_Aim of the exercise:_
For the data below, work out how many lines include the string "icon" and report only the number.

Dataset records
* * *

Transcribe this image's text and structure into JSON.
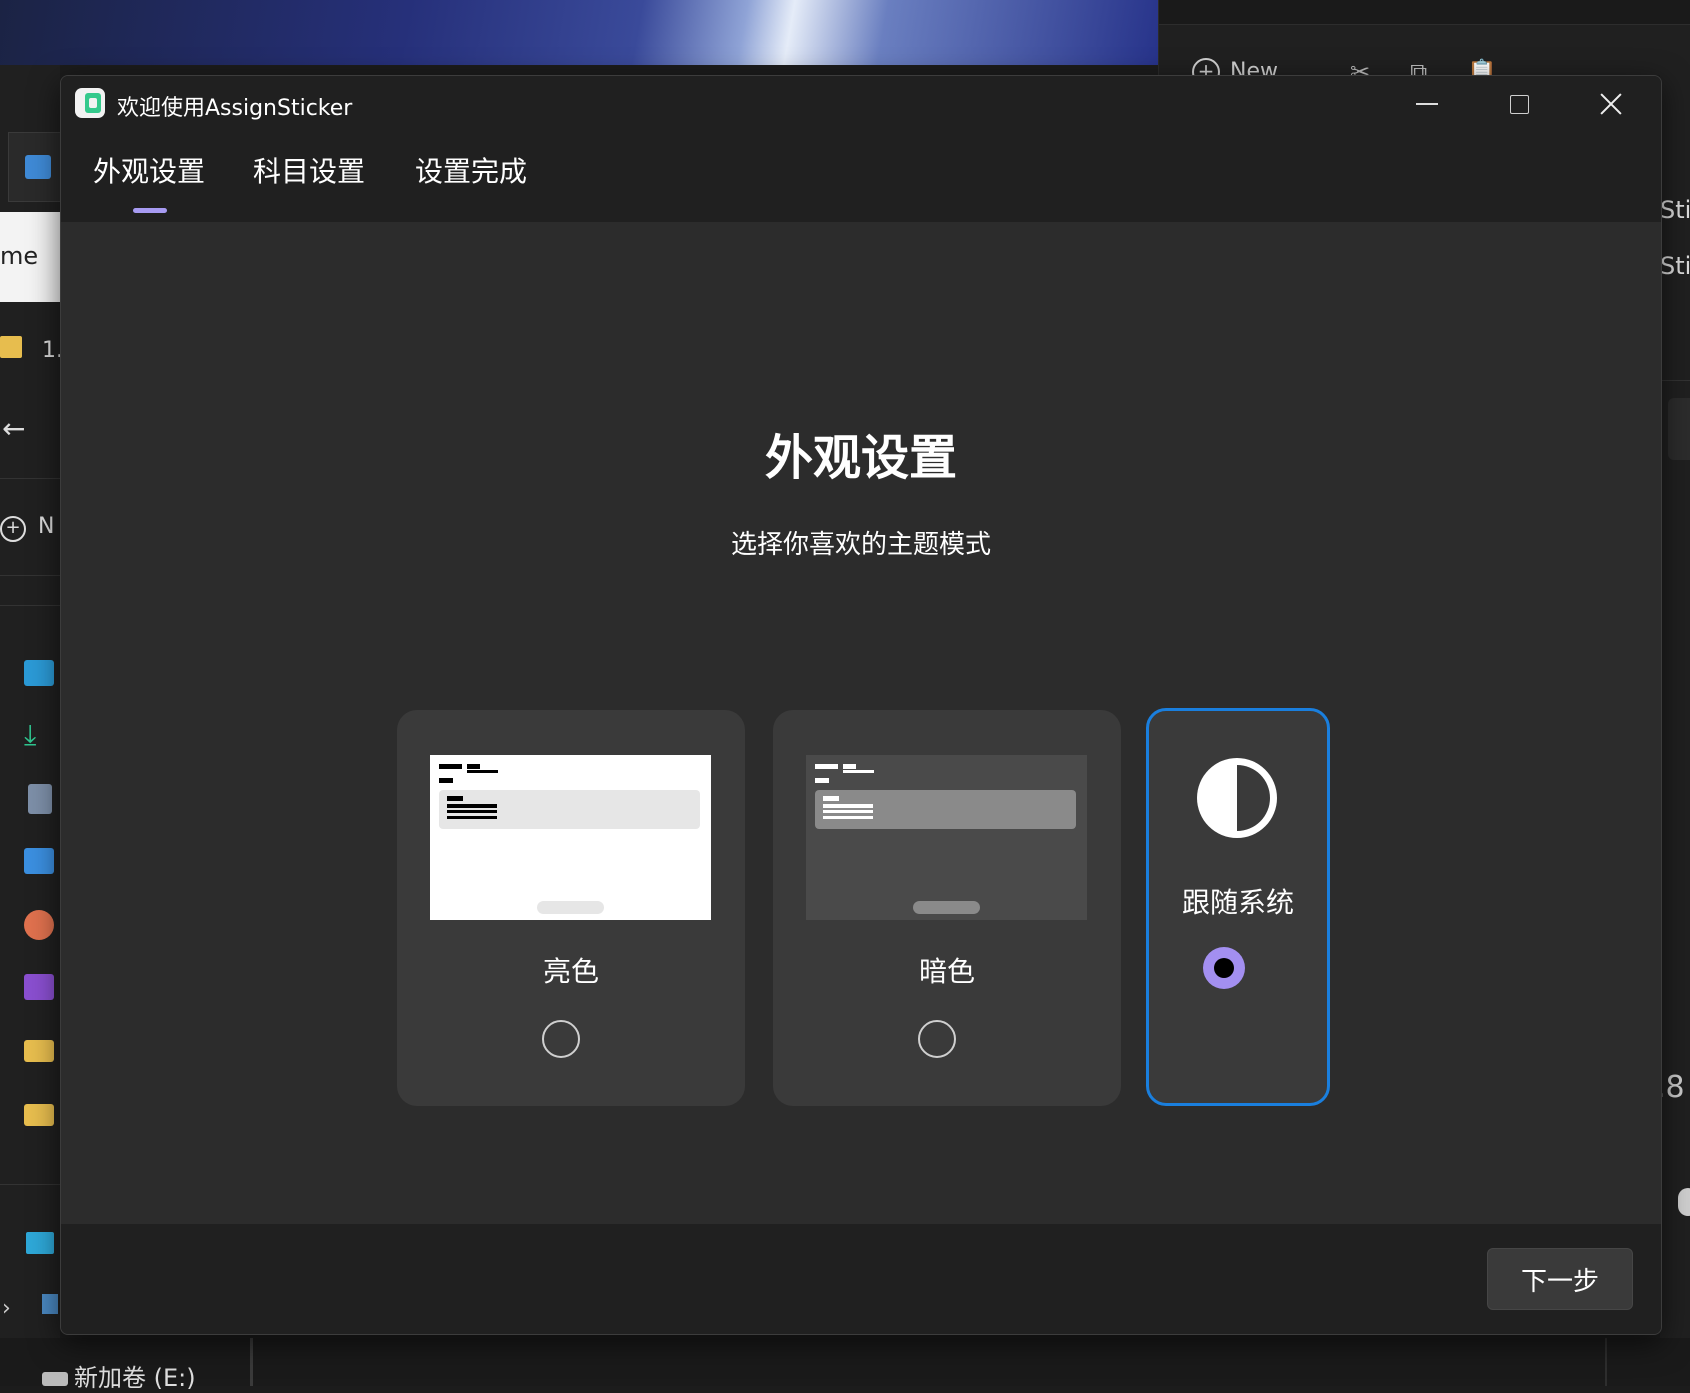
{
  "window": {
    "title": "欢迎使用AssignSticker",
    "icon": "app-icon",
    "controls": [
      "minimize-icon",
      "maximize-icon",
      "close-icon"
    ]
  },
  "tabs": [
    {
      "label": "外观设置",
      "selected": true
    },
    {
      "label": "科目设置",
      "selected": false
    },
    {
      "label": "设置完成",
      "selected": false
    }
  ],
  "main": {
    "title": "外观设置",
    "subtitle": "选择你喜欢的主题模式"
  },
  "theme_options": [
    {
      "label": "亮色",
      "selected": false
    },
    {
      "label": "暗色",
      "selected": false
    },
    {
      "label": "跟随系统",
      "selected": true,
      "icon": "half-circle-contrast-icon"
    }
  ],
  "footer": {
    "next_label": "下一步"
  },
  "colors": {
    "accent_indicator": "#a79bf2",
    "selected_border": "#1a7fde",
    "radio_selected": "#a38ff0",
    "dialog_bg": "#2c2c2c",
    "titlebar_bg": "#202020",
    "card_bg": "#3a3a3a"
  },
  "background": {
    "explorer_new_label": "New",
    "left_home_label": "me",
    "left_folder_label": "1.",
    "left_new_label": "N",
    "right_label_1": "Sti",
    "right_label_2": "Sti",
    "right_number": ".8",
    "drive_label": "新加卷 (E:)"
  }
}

* * *

_Full answer:_
5